◆ Set exercise
Here are some records; copy every line that holds the word "subtitle".

◆ Rows
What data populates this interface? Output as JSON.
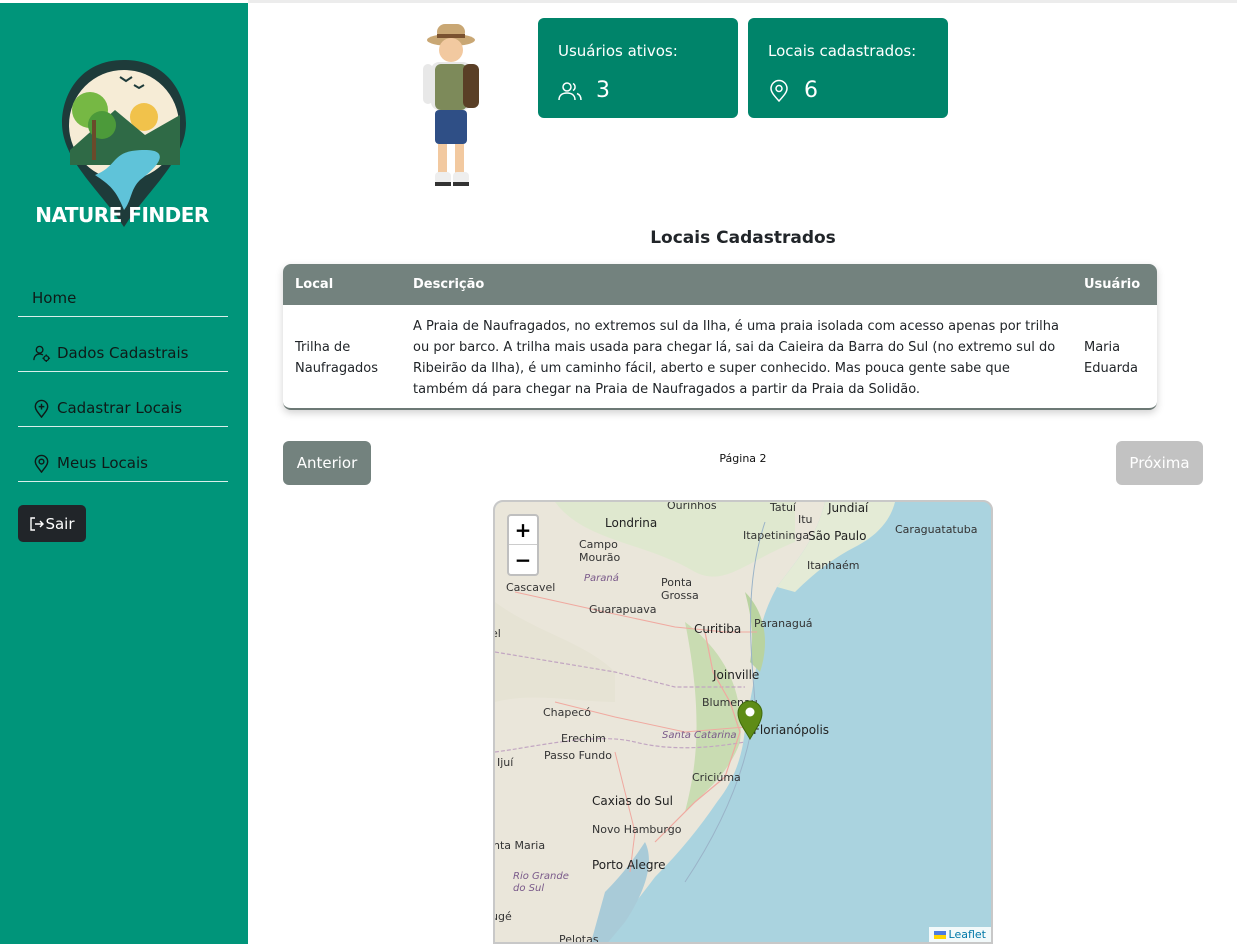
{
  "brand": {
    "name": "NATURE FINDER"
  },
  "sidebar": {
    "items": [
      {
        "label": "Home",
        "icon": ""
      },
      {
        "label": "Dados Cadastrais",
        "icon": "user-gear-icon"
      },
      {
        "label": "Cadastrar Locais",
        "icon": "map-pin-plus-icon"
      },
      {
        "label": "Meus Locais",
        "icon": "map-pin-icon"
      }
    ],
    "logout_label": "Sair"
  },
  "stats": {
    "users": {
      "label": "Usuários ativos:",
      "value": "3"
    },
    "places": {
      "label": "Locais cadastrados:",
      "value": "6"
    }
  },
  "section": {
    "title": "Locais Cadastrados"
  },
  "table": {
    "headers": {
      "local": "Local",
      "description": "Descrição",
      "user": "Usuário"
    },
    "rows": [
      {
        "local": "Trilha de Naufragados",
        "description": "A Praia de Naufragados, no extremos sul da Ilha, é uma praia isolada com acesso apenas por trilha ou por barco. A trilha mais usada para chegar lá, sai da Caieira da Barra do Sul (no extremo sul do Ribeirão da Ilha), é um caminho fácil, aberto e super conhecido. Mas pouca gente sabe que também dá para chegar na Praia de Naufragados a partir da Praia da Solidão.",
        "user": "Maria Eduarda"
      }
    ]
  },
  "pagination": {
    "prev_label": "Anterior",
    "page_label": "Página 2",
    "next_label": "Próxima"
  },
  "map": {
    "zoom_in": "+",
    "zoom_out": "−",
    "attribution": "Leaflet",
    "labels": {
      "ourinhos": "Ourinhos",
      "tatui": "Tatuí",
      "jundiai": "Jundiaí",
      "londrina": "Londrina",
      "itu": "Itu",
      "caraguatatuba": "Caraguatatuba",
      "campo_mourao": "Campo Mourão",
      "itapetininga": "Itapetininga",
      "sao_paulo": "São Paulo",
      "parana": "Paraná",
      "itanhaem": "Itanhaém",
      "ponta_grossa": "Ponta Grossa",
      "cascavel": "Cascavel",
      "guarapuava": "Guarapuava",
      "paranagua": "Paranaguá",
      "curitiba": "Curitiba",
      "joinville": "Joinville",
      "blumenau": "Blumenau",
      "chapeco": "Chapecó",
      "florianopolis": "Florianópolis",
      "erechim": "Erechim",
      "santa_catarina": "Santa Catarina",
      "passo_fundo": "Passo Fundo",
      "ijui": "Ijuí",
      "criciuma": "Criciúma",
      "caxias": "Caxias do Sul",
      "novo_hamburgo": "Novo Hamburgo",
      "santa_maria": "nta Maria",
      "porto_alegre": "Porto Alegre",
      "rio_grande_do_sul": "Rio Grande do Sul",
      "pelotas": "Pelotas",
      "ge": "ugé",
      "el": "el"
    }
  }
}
...
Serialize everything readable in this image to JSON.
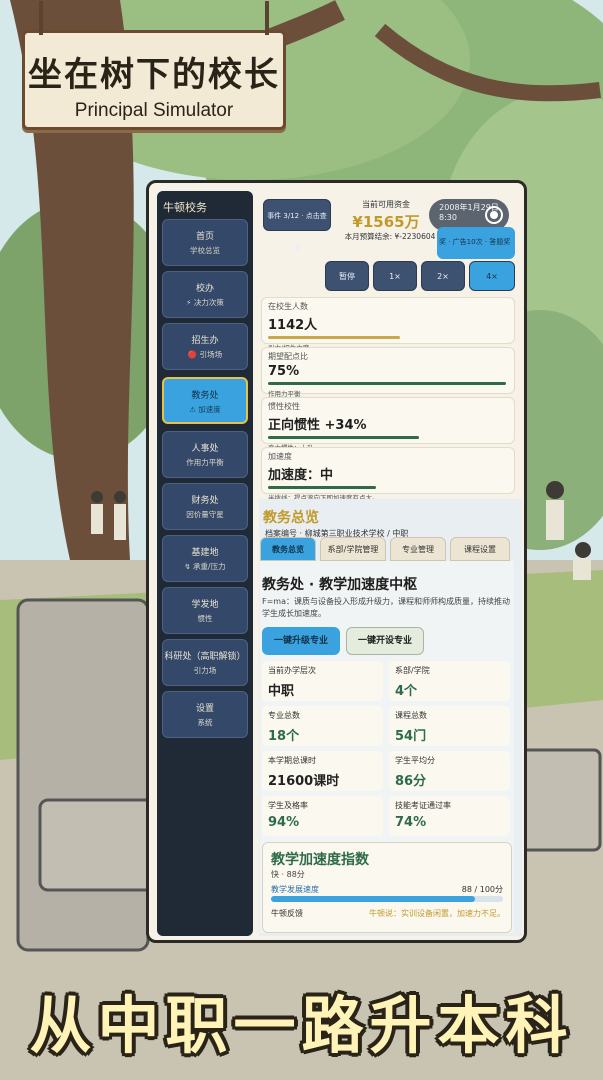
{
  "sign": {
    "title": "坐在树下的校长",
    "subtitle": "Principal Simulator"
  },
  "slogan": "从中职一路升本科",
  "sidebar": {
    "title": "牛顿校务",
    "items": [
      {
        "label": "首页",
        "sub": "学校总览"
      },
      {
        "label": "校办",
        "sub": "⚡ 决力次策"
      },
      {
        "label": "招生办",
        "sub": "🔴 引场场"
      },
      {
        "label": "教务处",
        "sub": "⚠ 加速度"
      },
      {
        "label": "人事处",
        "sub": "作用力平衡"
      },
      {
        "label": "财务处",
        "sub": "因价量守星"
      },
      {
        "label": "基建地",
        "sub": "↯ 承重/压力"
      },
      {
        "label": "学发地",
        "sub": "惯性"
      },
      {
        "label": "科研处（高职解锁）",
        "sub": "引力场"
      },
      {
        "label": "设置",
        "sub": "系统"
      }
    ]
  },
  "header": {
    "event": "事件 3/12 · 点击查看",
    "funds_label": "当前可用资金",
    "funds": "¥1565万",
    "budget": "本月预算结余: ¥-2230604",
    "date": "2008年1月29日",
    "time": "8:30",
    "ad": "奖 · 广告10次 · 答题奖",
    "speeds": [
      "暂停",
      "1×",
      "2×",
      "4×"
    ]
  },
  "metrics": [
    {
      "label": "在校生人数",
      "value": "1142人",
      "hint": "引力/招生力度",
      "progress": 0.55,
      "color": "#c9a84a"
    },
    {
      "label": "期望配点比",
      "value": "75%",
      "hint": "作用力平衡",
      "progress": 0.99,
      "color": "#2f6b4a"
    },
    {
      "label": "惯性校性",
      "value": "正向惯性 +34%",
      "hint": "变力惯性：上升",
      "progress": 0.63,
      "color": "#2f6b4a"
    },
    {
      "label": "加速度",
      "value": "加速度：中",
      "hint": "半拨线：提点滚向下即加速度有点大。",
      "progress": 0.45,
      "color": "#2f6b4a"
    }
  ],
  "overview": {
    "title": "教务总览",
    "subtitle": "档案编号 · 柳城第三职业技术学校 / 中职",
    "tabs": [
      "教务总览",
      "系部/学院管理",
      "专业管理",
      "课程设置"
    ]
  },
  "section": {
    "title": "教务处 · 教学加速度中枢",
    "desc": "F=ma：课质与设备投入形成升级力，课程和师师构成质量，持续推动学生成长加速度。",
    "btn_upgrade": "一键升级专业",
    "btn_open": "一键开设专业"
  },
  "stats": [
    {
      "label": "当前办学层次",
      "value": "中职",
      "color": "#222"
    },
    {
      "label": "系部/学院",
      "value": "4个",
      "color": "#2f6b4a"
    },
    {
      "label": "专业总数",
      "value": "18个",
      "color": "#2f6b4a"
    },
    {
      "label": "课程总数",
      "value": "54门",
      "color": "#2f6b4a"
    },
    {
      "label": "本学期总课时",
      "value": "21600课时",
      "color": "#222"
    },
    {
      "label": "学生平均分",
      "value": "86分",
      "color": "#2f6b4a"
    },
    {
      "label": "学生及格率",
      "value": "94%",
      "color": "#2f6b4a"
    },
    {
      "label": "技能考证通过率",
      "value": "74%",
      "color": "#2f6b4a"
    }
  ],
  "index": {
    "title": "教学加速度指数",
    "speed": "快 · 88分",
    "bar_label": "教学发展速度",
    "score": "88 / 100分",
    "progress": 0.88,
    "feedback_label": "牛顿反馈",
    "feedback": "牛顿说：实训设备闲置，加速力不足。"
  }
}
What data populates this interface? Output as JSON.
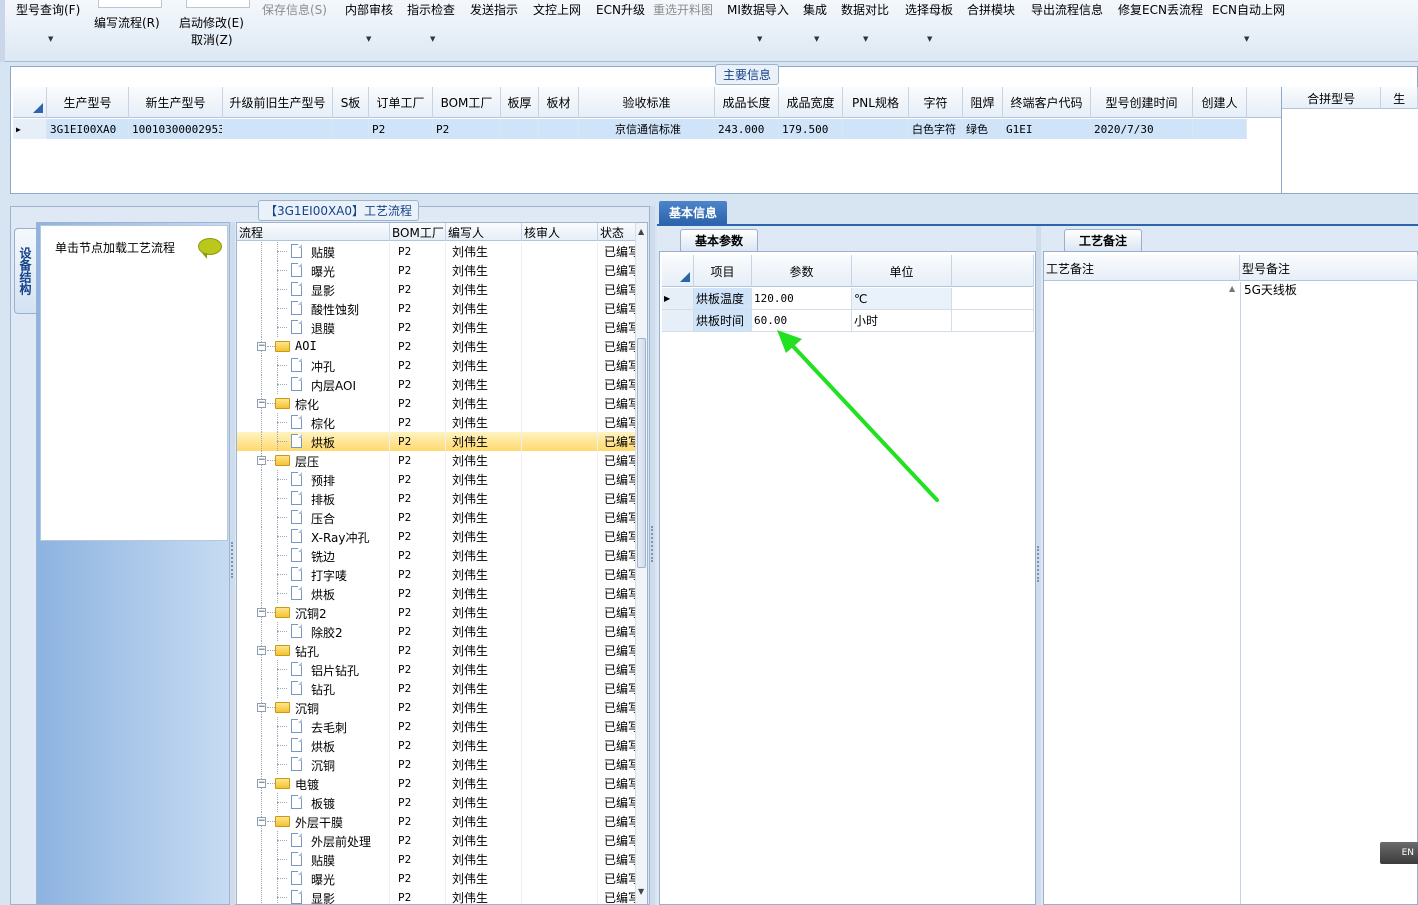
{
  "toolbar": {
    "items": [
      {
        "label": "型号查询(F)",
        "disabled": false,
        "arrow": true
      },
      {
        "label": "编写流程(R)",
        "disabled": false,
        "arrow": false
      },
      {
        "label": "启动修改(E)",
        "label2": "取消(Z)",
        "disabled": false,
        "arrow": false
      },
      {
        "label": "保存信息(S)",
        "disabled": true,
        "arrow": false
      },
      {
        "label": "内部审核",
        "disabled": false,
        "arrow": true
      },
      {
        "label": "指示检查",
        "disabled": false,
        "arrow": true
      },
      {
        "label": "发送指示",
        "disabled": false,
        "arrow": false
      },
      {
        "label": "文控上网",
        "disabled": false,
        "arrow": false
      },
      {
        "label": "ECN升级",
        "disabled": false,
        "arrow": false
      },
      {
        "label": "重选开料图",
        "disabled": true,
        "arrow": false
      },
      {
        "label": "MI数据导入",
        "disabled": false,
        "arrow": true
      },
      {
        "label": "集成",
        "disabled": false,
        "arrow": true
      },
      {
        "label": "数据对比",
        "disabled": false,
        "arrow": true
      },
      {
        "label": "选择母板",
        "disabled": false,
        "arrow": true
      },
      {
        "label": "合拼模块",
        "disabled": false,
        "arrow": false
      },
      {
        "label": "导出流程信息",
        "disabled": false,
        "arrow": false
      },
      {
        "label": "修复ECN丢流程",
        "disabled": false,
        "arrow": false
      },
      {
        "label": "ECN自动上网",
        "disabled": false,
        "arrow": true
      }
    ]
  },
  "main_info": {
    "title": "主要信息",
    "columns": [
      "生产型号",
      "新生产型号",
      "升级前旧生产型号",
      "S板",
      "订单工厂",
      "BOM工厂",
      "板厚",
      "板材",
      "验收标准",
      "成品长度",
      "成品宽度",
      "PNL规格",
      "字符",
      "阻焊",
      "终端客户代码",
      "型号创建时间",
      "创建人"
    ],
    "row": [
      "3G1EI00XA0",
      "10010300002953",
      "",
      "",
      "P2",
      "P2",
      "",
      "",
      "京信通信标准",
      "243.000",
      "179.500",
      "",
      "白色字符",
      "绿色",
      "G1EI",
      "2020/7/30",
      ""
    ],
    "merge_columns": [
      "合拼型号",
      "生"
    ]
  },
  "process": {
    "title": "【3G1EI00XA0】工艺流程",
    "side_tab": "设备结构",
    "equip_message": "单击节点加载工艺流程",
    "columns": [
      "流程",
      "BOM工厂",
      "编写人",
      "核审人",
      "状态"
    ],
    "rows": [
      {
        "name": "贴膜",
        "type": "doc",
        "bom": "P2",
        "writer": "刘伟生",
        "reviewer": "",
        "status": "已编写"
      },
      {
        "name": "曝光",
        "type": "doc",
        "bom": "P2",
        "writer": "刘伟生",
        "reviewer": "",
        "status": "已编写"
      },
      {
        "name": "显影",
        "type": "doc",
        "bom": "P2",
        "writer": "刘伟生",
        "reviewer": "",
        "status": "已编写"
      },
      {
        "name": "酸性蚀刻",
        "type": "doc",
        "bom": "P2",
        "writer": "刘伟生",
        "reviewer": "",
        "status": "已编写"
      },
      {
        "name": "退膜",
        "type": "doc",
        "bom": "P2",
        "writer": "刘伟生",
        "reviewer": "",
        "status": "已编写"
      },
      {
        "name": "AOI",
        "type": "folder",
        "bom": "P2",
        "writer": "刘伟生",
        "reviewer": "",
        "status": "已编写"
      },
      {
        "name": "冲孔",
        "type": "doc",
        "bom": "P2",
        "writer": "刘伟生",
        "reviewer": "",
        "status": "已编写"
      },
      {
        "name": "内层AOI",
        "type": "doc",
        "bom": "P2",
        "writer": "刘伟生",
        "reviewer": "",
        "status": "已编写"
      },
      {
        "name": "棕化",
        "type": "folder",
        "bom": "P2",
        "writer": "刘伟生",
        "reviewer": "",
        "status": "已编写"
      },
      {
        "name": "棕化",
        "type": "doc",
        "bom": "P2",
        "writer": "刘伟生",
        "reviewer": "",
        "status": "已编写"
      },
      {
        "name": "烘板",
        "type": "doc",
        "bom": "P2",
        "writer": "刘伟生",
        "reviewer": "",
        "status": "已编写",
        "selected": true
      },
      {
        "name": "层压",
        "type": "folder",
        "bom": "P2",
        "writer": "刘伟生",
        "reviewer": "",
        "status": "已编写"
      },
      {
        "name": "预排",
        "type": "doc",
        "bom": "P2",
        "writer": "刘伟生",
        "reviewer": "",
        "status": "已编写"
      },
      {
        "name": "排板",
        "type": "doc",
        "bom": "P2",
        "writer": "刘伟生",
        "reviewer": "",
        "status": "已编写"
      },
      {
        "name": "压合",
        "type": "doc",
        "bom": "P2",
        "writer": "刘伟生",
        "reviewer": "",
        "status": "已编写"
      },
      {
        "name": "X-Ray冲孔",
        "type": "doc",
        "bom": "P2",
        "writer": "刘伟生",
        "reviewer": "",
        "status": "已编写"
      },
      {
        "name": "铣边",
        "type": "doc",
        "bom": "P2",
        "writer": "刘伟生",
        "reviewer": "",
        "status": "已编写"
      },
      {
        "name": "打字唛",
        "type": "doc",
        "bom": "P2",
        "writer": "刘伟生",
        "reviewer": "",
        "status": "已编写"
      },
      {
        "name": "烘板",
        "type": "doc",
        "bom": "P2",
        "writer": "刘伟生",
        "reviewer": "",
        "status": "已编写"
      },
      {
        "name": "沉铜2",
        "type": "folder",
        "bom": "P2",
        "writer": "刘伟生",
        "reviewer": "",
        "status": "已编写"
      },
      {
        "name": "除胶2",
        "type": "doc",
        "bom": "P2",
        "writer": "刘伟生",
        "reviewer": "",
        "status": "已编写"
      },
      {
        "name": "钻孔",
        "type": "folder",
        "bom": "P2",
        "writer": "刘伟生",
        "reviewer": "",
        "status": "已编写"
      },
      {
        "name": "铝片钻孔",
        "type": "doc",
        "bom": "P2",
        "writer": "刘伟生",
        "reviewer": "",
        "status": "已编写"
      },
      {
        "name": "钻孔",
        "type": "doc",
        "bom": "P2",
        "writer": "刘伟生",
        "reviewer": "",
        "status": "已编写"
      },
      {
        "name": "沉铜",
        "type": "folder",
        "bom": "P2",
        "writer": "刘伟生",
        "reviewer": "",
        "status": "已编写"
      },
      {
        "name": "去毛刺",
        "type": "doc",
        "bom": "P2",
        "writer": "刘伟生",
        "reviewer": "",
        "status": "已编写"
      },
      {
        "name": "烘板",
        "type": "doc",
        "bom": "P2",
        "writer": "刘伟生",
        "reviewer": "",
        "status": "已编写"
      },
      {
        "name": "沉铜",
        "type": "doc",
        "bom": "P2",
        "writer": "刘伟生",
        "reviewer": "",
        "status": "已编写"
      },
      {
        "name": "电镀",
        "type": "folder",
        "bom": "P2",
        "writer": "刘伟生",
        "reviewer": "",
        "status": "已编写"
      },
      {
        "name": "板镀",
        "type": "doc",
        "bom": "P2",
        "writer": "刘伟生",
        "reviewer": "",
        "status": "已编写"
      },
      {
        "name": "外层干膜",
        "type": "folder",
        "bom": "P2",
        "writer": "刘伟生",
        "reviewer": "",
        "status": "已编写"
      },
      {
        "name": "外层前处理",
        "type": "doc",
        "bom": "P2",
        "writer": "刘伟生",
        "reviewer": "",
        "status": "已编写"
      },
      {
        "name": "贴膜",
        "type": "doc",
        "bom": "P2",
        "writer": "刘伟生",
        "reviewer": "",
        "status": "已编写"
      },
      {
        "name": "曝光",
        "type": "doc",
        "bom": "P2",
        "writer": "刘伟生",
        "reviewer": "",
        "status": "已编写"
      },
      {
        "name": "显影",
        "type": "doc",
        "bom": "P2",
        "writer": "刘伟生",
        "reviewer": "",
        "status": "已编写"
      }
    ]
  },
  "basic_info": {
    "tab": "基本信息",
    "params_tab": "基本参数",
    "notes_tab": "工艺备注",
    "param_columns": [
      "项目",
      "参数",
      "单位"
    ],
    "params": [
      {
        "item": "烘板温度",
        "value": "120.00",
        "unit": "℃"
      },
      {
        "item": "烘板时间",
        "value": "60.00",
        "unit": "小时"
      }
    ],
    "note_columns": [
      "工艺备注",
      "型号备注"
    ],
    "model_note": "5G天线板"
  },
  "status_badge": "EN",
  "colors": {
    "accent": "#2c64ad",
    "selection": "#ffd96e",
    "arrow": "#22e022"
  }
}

◆ Answer to the task
    "subtitle": "Principal Simulator"
    "subtitle": "档案编号 · 柳城第三职业技术学校 / 中职",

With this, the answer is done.